Exercise details - Reproduce the listing with every occurrence of "Not yet assigned" swapped for "Awaiting allocation", changing nothing else and leaving out the picture.

Extracted material -
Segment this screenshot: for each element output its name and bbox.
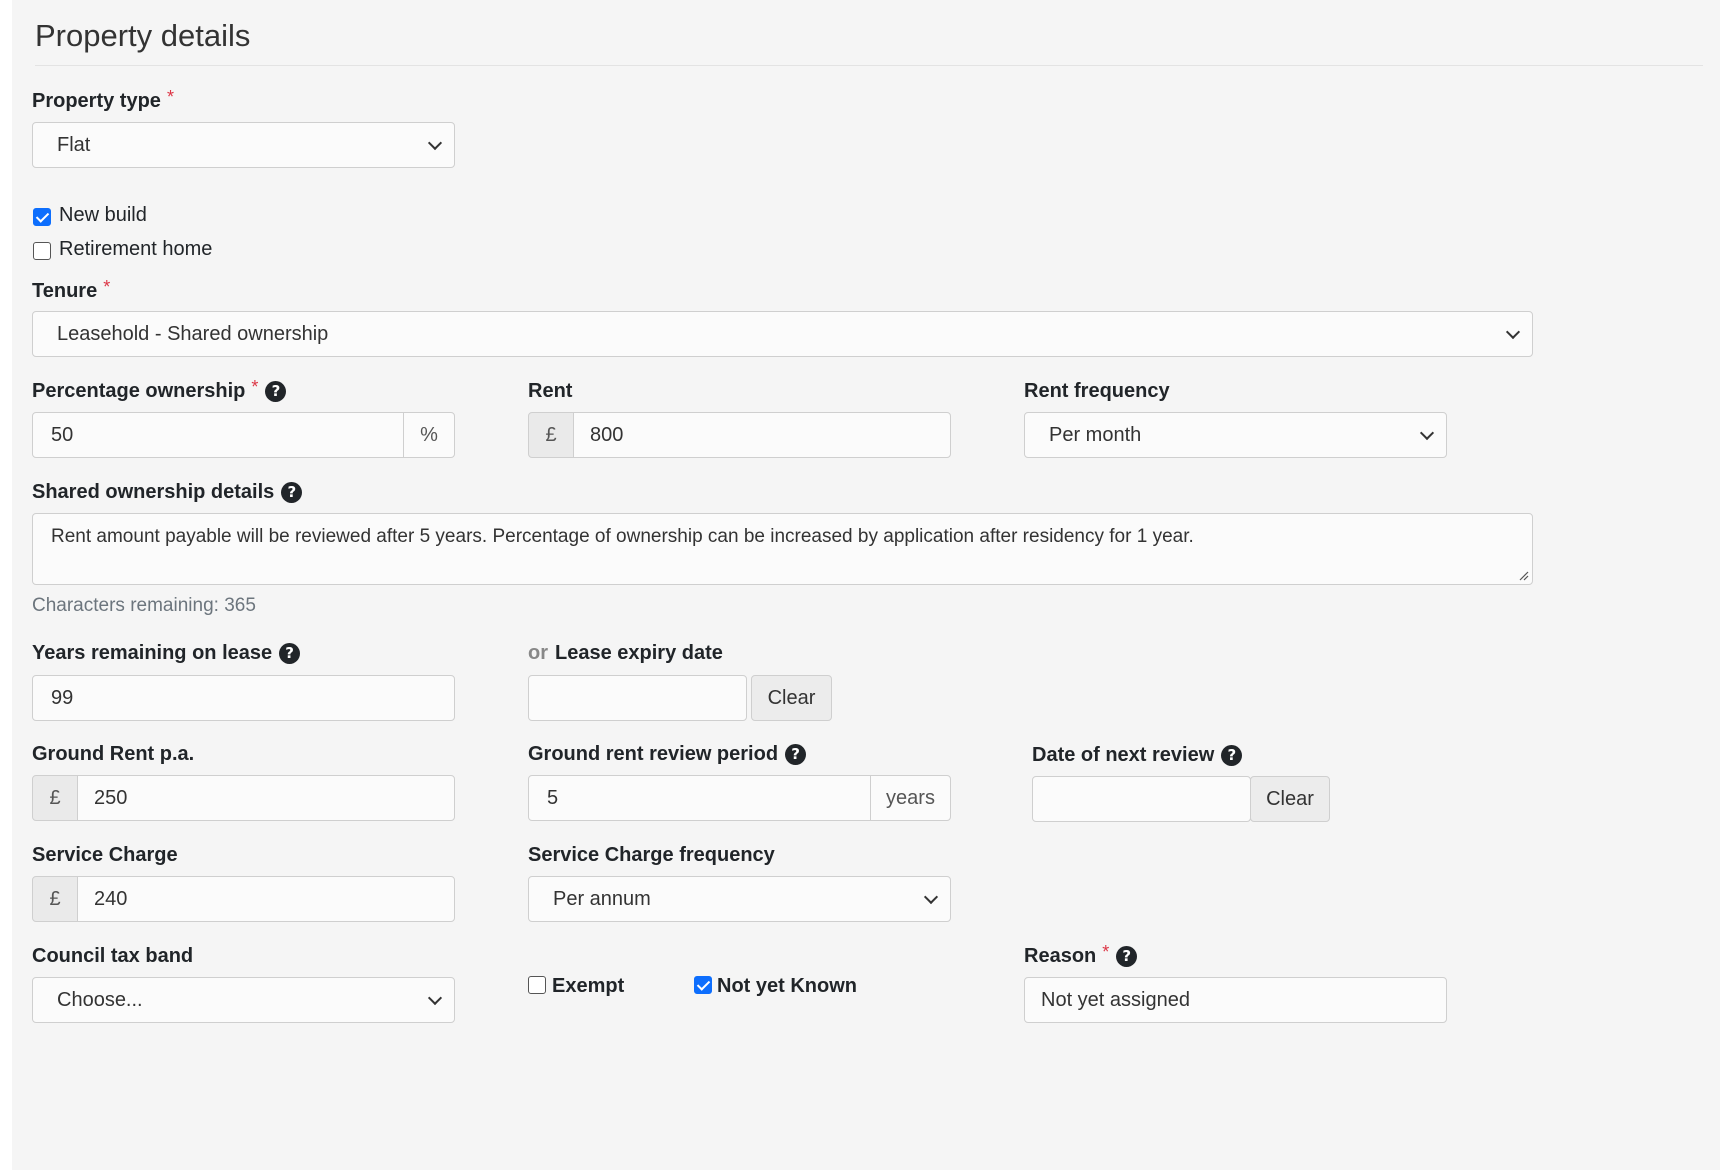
property-type-label-text: Property type xyxy=(32,89,161,112)
chevron-down-icon xyxy=(1505,324,1521,340)
ground-rent-input[interactable]: 250 xyxy=(77,775,455,821)
percentage-ownership-input[interactable]: 50 xyxy=(32,412,404,458)
shared-ownership-details-label: Shared ownership details ? xyxy=(32,479,303,505)
next-review-date-input[interactable] xyxy=(1032,776,1251,822)
shared-ownership-details-label-text: Shared ownership details xyxy=(32,480,275,503)
exempt-label: Exempt xyxy=(552,975,625,997)
question-circle-icon[interactable]: ? xyxy=(785,743,807,765)
council-tax-band-label: Council tax band xyxy=(32,944,194,967)
service-charge-frequency-value: Per annum xyxy=(553,887,651,910)
service-charge-input[interactable]: 240 xyxy=(77,876,455,922)
years-remaining-label-text: Years remaining on lease xyxy=(32,641,273,664)
not-yet-known-checkbox[interactable] xyxy=(694,976,712,994)
years-suffix: years xyxy=(870,775,951,821)
rent-value: 800 xyxy=(590,423,624,446)
question-circle-icon[interactable]: ? xyxy=(281,481,303,503)
tenure-select[interactable]: Leasehold - Shared ownership xyxy=(32,311,1533,357)
shared-ownership-details-textarea[interactable]: Rent amount payable will be reviewed aft… xyxy=(32,513,1533,585)
reason-value: Not yet assigned xyxy=(1041,988,1190,1011)
required-mark: * xyxy=(166,86,174,107)
exempt-checkbox[interactable] xyxy=(528,976,546,994)
property-type-label: Property type * xyxy=(32,86,174,114)
rent-input[interactable]: 800 xyxy=(573,412,951,458)
service-charge-frequency-label: Service Charge frequency xyxy=(528,843,775,866)
characters-remaining: Characters remaining: 365 xyxy=(32,595,256,616)
ground-rent-review-label-text: Ground rent review period xyxy=(528,742,779,765)
property-details-panel: Property details Property type * Flat Ne… xyxy=(12,0,1720,1170)
required-mark: * xyxy=(1102,941,1110,962)
question-circle-icon[interactable]: ? xyxy=(265,380,287,402)
required-mark: * xyxy=(251,376,259,397)
service-charge-frequency-select[interactable]: Per annum xyxy=(528,876,951,922)
retirement-home-checkbox[interactable] xyxy=(33,242,51,260)
ground-rent-review-label: Ground rent review period ? xyxy=(528,741,807,767)
lease-expiry-label-text: Lease expiry date xyxy=(555,641,723,664)
chevron-down-icon xyxy=(427,135,443,151)
years-remaining-value: 99 xyxy=(51,686,74,709)
years-remaining-input[interactable]: 99 xyxy=(32,675,455,721)
next-review-label: Date of next review ? xyxy=(1032,742,1243,768)
rent-frequency-select[interactable]: Per month xyxy=(1024,412,1447,458)
ground-rent-value: 250 xyxy=(94,786,128,809)
or-text: or xyxy=(528,641,548,664)
lease-expiry-label: or Lease expiry date xyxy=(528,640,723,666)
ground-rent-review-value: 5 xyxy=(547,786,559,809)
retirement-home-label: Retirement home xyxy=(59,238,213,260)
service-charge-label: Service Charge xyxy=(32,843,178,866)
tenure-value: Leasehold - Shared ownership xyxy=(57,322,329,345)
chevron-down-icon xyxy=(427,990,443,1006)
tenure-label: Tenure * xyxy=(32,276,111,304)
title-divider xyxy=(35,65,1703,66)
percentage-ownership-label: Percentage ownership * ? xyxy=(32,376,287,404)
council-tax-band-value: Choose... xyxy=(57,988,143,1011)
next-review-label-text: Date of next review xyxy=(1032,743,1215,766)
percentage-ownership-value: 50 xyxy=(51,423,74,446)
question-circle-icon[interactable]: ? xyxy=(279,642,301,664)
reason-label: Reason * ? xyxy=(1024,941,1138,969)
property-type-select[interactable]: Flat xyxy=(32,122,455,168)
chevron-down-icon xyxy=(923,889,939,905)
required-mark: * xyxy=(103,276,111,297)
rent-frequency-label: Rent frequency xyxy=(1024,379,1170,402)
property-type-value: Flat xyxy=(57,133,91,156)
ground-rent-label: Ground Rent p.a. xyxy=(32,742,195,765)
council-tax-band-select[interactable]: Choose... xyxy=(32,977,455,1023)
ground-rent-review-input[interactable]: 5 xyxy=(528,775,871,821)
new-build-checkbox[interactable] xyxy=(33,208,51,226)
next-review-clear-button[interactable]: Clear xyxy=(1250,776,1330,822)
pound-prefix: £ xyxy=(32,775,78,821)
lease-expiry-date-input[interactable] xyxy=(528,675,747,721)
years-remaining-label: Years remaining on lease ? xyxy=(32,640,301,666)
tenure-label-text: Tenure xyxy=(32,279,98,302)
rent-label: Rent xyxy=(528,379,573,402)
shared-ownership-details-value: Rent amount payable will be reviewed aft… xyxy=(51,526,1194,547)
not-yet-known-label: Not yet Known xyxy=(717,975,857,997)
chevron-down-icon xyxy=(1419,425,1435,441)
percentage-ownership-label-text: Percentage ownership xyxy=(32,379,246,402)
lease-expiry-clear-button[interactable]: Clear xyxy=(751,675,832,721)
new-build-label: New build xyxy=(59,204,147,226)
service-charge-value: 240 xyxy=(94,887,128,910)
question-circle-icon[interactable]: ? xyxy=(1221,744,1243,766)
rent-frequency-value: Per month xyxy=(1049,423,1142,446)
pound-prefix: £ xyxy=(32,876,78,922)
question-circle-icon[interactable]: ? xyxy=(1116,945,1138,967)
percent-suffix: % xyxy=(403,412,455,458)
resize-grip-icon[interactable] xyxy=(1519,571,1529,581)
pound-prefix: £ xyxy=(528,412,574,458)
reason-label-text: Reason xyxy=(1024,944,1097,967)
reason-input[interactable]: Not yet assigned xyxy=(1024,977,1447,1023)
section-title: Property details xyxy=(35,18,251,53)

Worked answer -
Segment this screenshot: for each element output its name and bbox.
property-type-label-text: Property type xyxy=(32,89,161,112)
chevron-down-icon xyxy=(1505,324,1521,340)
ground-rent-input[interactable]: 250 xyxy=(77,775,455,821)
percentage-ownership-input[interactable]: 50 xyxy=(32,412,404,458)
shared-ownership-details-label: Shared ownership details ? xyxy=(32,479,303,505)
next-review-date-input[interactable] xyxy=(1032,776,1251,822)
shared-ownership-details-label-text: Shared ownership details xyxy=(32,480,275,503)
exempt-label: Exempt xyxy=(552,975,625,997)
question-circle-icon[interactable]: ? xyxy=(785,743,807,765)
council-tax-band-label: Council tax band xyxy=(32,944,194,967)
service-charge-frequency-value: Per annum xyxy=(553,887,651,910)
service-charge-input[interactable]: 240 xyxy=(77,876,455,922)
years-remaining-label-text: Years remaining on lease xyxy=(32,641,273,664)
not-yet-known-checkbox[interactable] xyxy=(694,976,712,994)
years-suffix: years xyxy=(870,775,951,821)
rent-value: 800 xyxy=(590,423,624,446)
question-circle-icon[interactable]: ? xyxy=(281,481,303,503)
tenure-select[interactable]: Leasehold - Shared ownership xyxy=(32,311,1533,357)
shared-ownership-details-textarea[interactable]: Rent amount payable will be reviewed aft… xyxy=(32,513,1533,585)
reason-value: Awaiting allocation xyxy=(1041,988,1190,1011)
required-mark: * xyxy=(166,86,174,107)
exempt-checkbox[interactable] xyxy=(528,976,546,994)
property-type-label: Property type * xyxy=(32,86,174,114)
rent-input[interactable]: 800 xyxy=(573,412,951,458)
service-charge-frequency-label: Service Charge frequency xyxy=(528,843,775,866)
characters-remaining: Characters remaining: 365 xyxy=(32,595,256,616)
ground-rent-review-label-text: Ground rent review period xyxy=(528,742,779,765)
property-details-panel: Property details Property type * Flat Ne… xyxy=(12,0,1720,1170)
required-mark: * xyxy=(1102,941,1110,962)
question-circle-icon[interactable]: ? xyxy=(265,380,287,402)
required-mark: * xyxy=(251,376,259,397)
service-charge-frequency-select[interactable]: Per annum xyxy=(528,876,951,922)
retirement-home-checkbox[interactable] xyxy=(33,242,51,260)
ground-rent-review-label: Ground rent review period ? xyxy=(528,741,807,767)
lease-expiry-label-text: Lease expiry date xyxy=(555,641,723,664)
chevron-down-icon xyxy=(427,135,443,151)
years-remaining-value: 99 xyxy=(51,686,74,709)
years-remaining-input[interactable]: 99 xyxy=(32,675,455,721)
next-review-label: Date of next review ? xyxy=(1032,742,1243,768)
rent-frequency-select[interactable]: Per month xyxy=(1024,412,1447,458)
ground-rent-value: 250 xyxy=(94,786,128,809)
or-text: or xyxy=(528,641,548,664)
lease-expiry-label: or Lease expiry date xyxy=(528,640,723,666)
ground-rent-review-value: 5 xyxy=(547,786,559,809)
retirement-home-label: Retirement home xyxy=(59,238,213,260)
service-charge-label: Service Charge xyxy=(32,843,178,866)
tenure-value: Leasehold - Shared ownership xyxy=(57,322,329,345)
chevron-down-icon xyxy=(427,990,443,1006)
tenure-label: Tenure * xyxy=(32,276,111,304)
title-divider xyxy=(35,65,1703,66)
percentage-ownership-label: Percentage ownership * ? xyxy=(32,376,287,404)
council-tax-band-value: Choose... xyxy=(57,988,143,1011)
next-review-label-text: Date of next review xyxy=(1032,743,1215,766)
percentage-ownership-value: 50 xyxy=(51,423,74,446)
question-circle-icon[interactable]: ? xyxy=(279,642,301,664)
reason-label: Reason * ? xyxy=(1024,941,1138,969)
property-type-select[interactable]: Flat xyxy=(32,122,455,168)
chevron-down-icon xyxy=(923,889,939,905)
required-mark: * xyxy=(103,276,111,297)
rent-frequency-label: Rent frequency xyxy=(1024,379,1170,402)
property-type-value: Flat xyxy=(57,133,91,156)
ground-rent-label: Ground Rent p.a. xyxy=(32,742,195,765)
council-tax-band-select[interactable]: Choose... xyxy=(32,977,455,1023)
ground-rent-review-input[interactable]: 5 xyxy=(528,775,871,821)
new-build-checkbox[interactable] xyxy=(33,208,51,226)
next-review-clear-button[interactable]: Clear xyxy=(1250,776,1330,822)
pound-prefix: £ xyxy=(32,775,78,821)
lease-expiry-date-input[interactable] xyxy=(528,675,747,721)
years-remaining-label: Years remaining on lease ? xyxy=(32,640,301,666)
tenure-label-text: Tenure xyxy=(32,279,98,302)
rent-label: Rent xyxy=(528,379,573,402)
shared-ownership-details-value: Rent amount payable will be reviewed aft… xyxy=(51,526,1194,547)
not-yet-known-label: Not yet Known xyxy=(717,975,857,997)
chevron-down-icon xyxy=(1419,425,1435,441)
percentage-ownership-label-text: Percentage ownership xyxy=(32,379,246,402)
lease-expiry-clear-button[interactable]: Clear xyxy=(751,675,832,721)
new-build-label: New build xyxy=(59,204,147,226)
service-charge-value: 240 xyxy=(94,887,128,910)
question-circle-icon[interactable]: ? xyxy=(1221,744,1243,766)
rent-frequency-value: Per month xyxy=(1049,423,1142,446)
pound-prefix: £ xyxy=(32,876,78,922)
question-circle-icon[interactable]: ? xyxy=(1116,945,1138,967)
percent-suffix: % xyxy=(403,412,455,458)
resize-grip-icon[interactable] xyxy=(1519,571,1529,581)
pound-prefix: £ xyxy=(528,412,574,458)
reason-label-text: Reason xyxy=(1024,944,1097,967)
reason-input[interactable]: Awaiting allocation xyxy=(1024,977,1447,1023)
section-title: Property details xyxy=(35,18,251,53)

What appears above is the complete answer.